**Task goal**
Copy the records below exactly, omitting any pictures they contain.

──────────

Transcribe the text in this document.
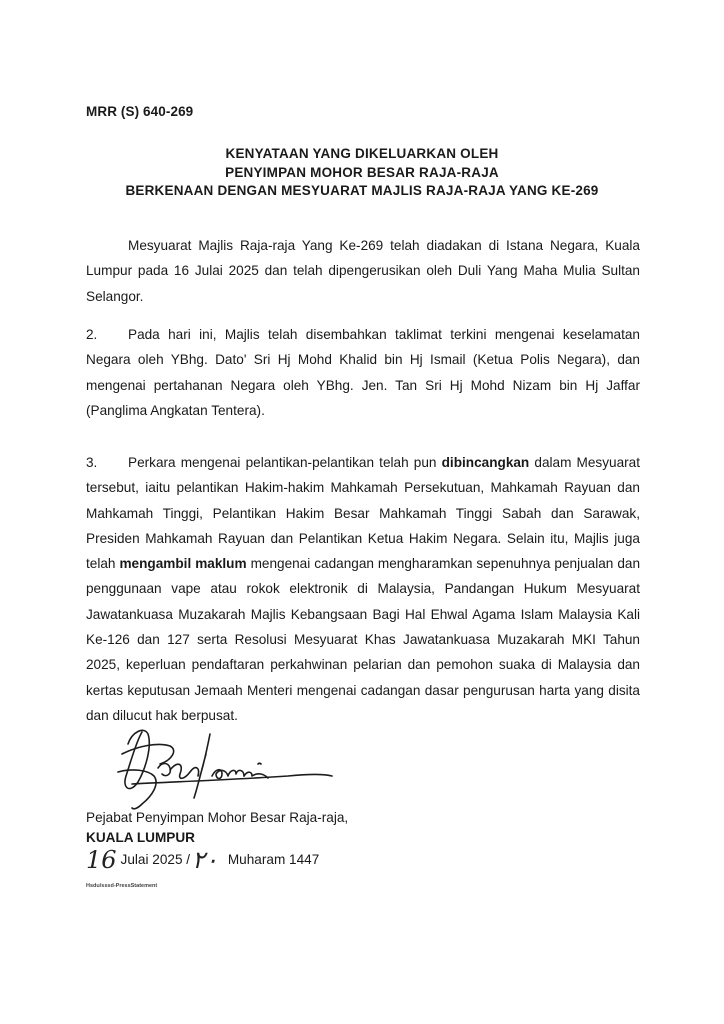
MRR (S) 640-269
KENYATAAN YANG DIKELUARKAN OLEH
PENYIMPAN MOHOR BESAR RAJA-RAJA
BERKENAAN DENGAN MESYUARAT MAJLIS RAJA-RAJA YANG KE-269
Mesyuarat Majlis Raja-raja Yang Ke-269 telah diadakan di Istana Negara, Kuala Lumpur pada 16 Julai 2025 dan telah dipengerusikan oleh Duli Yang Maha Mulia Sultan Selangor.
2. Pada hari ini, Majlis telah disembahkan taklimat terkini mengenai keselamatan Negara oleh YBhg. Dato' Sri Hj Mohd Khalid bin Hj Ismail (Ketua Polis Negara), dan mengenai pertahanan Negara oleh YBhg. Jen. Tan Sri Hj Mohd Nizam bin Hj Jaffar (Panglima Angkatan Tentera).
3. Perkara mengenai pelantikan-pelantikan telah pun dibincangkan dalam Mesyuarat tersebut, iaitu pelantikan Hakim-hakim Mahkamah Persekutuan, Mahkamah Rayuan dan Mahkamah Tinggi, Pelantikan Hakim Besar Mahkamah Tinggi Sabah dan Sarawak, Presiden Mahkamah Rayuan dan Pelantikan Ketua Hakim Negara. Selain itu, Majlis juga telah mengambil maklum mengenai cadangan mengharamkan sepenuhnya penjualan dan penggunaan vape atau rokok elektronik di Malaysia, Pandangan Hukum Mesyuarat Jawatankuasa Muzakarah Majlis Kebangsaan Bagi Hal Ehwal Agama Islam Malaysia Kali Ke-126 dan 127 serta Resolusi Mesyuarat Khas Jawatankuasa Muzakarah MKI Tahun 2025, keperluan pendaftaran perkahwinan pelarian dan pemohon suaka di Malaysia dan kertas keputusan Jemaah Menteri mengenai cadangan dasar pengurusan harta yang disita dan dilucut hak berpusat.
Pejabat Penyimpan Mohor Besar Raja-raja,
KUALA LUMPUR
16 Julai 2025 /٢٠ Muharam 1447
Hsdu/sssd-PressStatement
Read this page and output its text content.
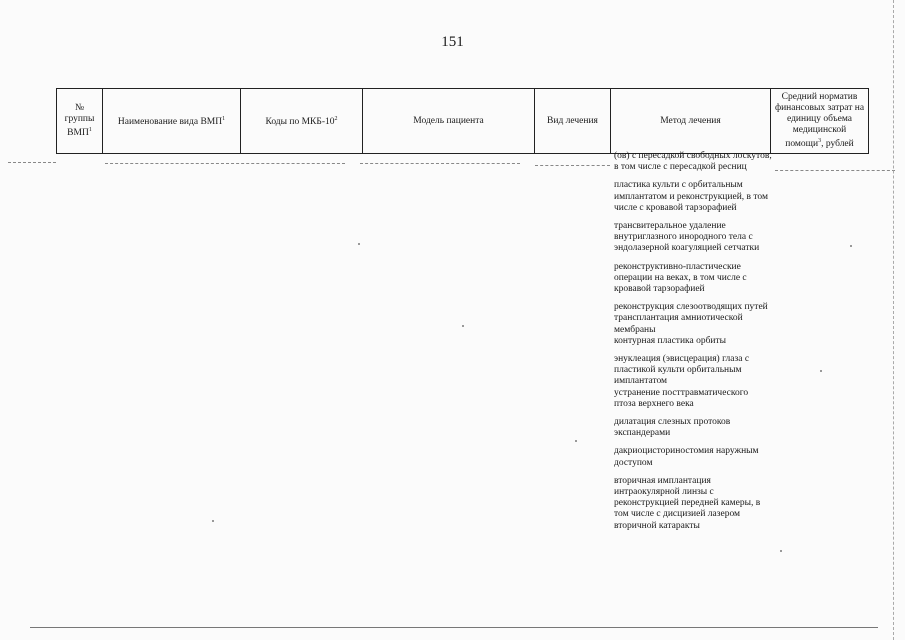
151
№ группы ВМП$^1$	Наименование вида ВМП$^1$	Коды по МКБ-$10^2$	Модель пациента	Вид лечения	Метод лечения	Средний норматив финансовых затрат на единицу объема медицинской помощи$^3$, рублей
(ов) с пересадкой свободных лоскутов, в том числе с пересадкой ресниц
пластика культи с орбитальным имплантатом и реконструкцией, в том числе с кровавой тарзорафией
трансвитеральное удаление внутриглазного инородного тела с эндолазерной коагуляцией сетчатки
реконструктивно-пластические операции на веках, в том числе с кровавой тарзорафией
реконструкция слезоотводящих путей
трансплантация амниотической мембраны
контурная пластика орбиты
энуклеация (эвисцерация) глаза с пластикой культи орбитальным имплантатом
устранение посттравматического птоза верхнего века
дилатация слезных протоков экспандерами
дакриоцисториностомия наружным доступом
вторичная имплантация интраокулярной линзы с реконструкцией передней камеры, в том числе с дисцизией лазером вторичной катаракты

──────────

**Output for this exercise**
Transcribe the text in this document.
MRR (S) 640-269
KENYATAAN YANG DIKELUARKAN OLEH
PENYIMPAN MOHOR BESAR RAJA-RAJA
BERKENAAN DENGAN MESYUARAT MAJLIS RAJA-RAJA YANG KE-269
Mesyuarat Majlis Raja-raja Yang Ke-269 telah diadakan di Istana Negara, Kuala Lumpur pada 16 Julai 2025 dan telah dipengerusikan oleh Duli Yang Maha Mulia Sultan Selangor.
2. Pada hari ini, Majlis telah disembahkan taklimat terkini mengenai keselamatan Negara oleh YBhg. Dato' Sri Hj Mohd Khalid bin Hj Ismail (Ketua Polis Negara), dan mengenai pertahanan Negara oleh YBhg. Jen. Tan Sri Hj Mohd Nizam bin Hj Jaffar (Panglima Angkatan Tentera).
3. Perkara mengenai pelantikan-pelantikan telah pun dibincangkan dalam Mesyuarat tersebut, iaitu pelantikan Hakim-hakim Mahkamah Persekutuan, Mahkamah Rayuan dan Mahkamah Tinggi, Pelantikan Hakim Besar Mahkamah Tinggi Sabah dan Sarawak, Presiden Mahkamah Rayuan dan Pelantikan Ketua Hakim Negara. Selain itu, Majlis juga telah mengambil maklum mengenai cadangan mengharamkan sepenuhnya penjualan dan penggunaan vape atau rokok elektronik di Malaysia, Pandangan Hukum Mesyuarat Jawatankuasa Muzakarah Majlis Kebangsaan Bagi Hal Ehwal Agama Islam Malaysia Kali Ke-126 dan 127 serta Resolusi Mesyuarat Khas Jawatankuasa Muzakarah MKI Tahun 2025, keperluan pendaftaran perkahwinan pelarian dan pemohon suaka di Malaysia dan kertas keputusan Jemaah Menteri mengenai cadangan dasar pengurusan harta yang disita dan dilucut hak berpusat.
Pejabat Penyimpan Mohor Besar Raja-raja,
KUALA LUMPUR
16 Julai 2025 /٢٠ Muharam 1447
Hsdu/sssd-PressStatement
Read this page and output its text content.
151
№ группы ВМП$^1$	Наименование вида ВМП$^1$	Коды по МКБ-$10^2$	Модель пациента	Вид лечения	Метод лечения	Средний норматив финансовых затрат на единицу объема медицинской помощи$^3$, рублей
(ов) с пересадкой свободных лоскутов, в том числе с пересадкой ресниц
пластика культи с орбитальным имплантатом и реконструкцией, в том числе с кровавой тарзорафией
трансвитеральное удаление внутриглазного инородного тела с эндолазерной коагуляцией сетчатки
реконструктивно-пластические операции на веках, в том числе с кровавой тарзорафией
реконструкция слезоотводящих путей
трансплантация амниотической мембраны
контурная пластика орбиты
энуклеация (эвисцерация) глаза с пластикой культи орбитальным имплантатом
устранение посттравматического птоза верхнего века
дилатация слезных протоков экспандерами
дакриоцисториностомия наружным доступом
вторичная имплантация интраокулярной линзы с реконструкцией передней камеры, в том числе с дисцизией лазером вторичной катаракты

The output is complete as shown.